### Written problem
How many lines of the data include the string "value"? State the number and nothing else.

### Given records
::::

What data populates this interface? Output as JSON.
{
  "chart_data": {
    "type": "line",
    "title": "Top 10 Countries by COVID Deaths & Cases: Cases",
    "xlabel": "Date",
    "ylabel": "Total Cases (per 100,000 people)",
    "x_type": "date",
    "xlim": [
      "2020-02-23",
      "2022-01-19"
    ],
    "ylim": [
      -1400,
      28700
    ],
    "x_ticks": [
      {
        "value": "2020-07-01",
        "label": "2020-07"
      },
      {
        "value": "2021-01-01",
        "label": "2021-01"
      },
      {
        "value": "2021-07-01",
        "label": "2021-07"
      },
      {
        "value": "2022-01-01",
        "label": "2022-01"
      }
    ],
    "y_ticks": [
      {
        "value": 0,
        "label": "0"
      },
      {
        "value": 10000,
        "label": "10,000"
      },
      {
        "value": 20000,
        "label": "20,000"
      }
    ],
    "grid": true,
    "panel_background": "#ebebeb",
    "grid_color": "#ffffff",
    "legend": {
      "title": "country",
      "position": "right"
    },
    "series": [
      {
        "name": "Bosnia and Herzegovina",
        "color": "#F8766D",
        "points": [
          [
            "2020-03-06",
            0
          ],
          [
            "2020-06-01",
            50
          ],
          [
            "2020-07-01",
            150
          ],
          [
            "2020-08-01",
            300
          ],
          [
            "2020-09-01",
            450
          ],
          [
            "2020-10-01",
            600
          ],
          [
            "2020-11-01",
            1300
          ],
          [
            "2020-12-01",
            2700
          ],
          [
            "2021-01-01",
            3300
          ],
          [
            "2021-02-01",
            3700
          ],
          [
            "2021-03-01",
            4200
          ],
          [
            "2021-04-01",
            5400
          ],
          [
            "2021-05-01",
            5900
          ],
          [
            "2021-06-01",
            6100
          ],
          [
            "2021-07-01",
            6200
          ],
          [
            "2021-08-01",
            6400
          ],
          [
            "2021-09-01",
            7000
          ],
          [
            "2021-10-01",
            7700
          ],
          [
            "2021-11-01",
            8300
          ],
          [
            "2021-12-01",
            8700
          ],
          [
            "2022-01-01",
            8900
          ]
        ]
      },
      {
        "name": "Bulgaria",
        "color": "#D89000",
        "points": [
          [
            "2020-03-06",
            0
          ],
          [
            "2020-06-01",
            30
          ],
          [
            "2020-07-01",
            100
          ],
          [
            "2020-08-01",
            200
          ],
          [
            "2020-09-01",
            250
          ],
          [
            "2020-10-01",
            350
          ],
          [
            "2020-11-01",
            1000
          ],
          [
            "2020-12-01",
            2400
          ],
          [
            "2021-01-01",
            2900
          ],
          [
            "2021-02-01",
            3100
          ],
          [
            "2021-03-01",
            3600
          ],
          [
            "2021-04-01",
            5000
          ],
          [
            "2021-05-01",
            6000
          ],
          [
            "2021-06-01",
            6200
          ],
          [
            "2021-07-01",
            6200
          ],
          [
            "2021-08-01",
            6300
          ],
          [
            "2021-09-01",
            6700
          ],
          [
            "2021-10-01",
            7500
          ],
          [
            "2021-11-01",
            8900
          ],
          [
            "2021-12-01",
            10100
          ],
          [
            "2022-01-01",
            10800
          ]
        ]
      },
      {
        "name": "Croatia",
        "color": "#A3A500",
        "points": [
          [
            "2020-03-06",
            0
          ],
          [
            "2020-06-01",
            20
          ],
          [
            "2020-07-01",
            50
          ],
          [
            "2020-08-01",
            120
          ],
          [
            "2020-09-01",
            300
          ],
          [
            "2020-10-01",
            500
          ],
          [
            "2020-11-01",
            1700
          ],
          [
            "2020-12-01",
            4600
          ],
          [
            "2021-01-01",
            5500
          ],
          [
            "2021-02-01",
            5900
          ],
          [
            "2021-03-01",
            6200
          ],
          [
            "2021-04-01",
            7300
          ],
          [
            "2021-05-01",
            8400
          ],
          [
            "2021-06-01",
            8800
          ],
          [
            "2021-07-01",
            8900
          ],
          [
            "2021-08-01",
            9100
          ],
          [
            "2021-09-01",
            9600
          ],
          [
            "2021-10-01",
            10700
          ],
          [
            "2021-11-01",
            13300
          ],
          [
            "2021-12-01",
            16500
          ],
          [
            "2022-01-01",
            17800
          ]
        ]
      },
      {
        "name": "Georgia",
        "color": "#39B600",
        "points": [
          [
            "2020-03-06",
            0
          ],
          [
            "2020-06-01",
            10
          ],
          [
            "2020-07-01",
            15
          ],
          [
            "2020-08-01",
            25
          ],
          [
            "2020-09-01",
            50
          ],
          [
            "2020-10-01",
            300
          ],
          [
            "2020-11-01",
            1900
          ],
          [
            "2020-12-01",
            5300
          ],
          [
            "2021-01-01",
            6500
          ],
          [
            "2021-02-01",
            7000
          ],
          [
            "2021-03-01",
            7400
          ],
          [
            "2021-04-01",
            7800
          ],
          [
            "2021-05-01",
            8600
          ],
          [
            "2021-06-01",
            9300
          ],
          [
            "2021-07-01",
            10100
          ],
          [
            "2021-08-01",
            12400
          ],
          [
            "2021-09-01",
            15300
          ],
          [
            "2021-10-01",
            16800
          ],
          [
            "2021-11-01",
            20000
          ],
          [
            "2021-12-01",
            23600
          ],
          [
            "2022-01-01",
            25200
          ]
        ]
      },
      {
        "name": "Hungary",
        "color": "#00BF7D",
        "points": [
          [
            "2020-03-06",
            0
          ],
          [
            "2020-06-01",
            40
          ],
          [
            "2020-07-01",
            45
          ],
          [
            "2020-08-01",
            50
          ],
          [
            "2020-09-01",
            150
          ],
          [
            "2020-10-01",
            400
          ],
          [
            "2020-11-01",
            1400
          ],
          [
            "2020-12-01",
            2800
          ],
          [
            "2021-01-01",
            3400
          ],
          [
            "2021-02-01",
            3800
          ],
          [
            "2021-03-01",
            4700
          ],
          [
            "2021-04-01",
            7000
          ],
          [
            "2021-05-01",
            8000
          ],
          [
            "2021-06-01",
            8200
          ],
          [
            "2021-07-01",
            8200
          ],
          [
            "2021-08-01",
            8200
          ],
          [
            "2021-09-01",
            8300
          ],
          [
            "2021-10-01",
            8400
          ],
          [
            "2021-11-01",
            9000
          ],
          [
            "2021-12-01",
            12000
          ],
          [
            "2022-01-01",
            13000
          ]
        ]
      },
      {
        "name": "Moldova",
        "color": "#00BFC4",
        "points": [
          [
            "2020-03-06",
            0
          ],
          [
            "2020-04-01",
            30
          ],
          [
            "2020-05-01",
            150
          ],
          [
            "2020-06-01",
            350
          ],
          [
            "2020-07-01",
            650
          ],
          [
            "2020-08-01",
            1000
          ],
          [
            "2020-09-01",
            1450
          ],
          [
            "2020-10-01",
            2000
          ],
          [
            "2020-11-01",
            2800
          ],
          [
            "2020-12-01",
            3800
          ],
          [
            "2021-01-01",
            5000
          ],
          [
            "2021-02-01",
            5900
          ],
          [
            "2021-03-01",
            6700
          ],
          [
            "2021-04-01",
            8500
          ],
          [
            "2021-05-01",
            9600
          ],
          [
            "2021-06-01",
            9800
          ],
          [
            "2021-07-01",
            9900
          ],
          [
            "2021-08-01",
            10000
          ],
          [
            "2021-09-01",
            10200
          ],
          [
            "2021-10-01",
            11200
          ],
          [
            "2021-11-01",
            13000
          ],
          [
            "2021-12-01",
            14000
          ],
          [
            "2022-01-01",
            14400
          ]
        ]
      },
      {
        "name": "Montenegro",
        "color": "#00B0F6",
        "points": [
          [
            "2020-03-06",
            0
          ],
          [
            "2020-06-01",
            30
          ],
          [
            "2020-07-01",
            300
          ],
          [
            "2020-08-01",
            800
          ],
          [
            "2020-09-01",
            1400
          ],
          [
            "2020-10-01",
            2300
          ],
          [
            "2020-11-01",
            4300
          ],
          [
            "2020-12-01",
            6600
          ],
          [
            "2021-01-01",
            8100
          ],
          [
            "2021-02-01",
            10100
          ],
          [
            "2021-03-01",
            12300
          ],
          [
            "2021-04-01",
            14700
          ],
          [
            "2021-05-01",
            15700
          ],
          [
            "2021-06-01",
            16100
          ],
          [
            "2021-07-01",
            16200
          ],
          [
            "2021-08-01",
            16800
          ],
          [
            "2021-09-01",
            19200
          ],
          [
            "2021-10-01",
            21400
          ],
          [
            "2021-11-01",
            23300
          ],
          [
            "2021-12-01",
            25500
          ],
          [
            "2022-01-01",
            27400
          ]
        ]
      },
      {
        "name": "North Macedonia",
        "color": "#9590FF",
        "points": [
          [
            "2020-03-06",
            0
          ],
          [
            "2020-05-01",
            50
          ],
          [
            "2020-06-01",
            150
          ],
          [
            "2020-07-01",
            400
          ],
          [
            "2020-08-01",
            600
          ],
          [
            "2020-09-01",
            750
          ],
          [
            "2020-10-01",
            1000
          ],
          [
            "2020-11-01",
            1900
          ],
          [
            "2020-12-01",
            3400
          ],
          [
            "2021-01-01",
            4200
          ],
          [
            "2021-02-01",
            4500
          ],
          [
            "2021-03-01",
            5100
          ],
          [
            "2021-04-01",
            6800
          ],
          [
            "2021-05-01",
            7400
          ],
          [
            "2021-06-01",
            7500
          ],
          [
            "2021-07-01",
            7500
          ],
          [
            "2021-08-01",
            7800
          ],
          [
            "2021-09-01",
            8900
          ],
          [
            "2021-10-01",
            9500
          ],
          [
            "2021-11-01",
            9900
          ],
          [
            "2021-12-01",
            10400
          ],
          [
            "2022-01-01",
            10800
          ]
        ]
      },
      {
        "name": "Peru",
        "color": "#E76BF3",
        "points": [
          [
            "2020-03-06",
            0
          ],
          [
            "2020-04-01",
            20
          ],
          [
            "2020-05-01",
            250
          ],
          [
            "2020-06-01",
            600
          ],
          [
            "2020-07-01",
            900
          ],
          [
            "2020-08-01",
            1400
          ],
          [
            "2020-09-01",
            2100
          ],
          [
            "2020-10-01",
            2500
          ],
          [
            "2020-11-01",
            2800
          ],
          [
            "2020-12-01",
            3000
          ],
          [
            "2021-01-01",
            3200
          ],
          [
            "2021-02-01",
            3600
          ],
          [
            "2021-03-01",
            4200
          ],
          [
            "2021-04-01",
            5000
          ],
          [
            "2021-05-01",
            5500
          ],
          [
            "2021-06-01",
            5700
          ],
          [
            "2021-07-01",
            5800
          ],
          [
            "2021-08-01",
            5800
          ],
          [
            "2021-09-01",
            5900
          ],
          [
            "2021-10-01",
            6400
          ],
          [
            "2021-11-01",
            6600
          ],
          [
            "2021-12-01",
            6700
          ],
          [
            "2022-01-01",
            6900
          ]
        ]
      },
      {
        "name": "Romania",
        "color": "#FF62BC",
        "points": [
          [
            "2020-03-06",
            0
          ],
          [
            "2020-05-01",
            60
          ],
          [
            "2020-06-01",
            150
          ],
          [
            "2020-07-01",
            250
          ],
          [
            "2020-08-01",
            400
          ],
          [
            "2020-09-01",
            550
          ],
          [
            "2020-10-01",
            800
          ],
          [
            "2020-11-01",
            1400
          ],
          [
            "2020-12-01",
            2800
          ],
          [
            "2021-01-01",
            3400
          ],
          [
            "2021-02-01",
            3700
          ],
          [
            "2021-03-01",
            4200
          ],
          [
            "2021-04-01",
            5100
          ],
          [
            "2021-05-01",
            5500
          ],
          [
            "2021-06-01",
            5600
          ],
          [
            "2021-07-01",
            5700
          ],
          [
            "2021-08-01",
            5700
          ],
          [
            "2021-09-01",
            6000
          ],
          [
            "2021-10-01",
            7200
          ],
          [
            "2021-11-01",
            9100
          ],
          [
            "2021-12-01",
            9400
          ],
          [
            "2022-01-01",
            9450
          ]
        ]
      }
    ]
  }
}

::::

### Solution
7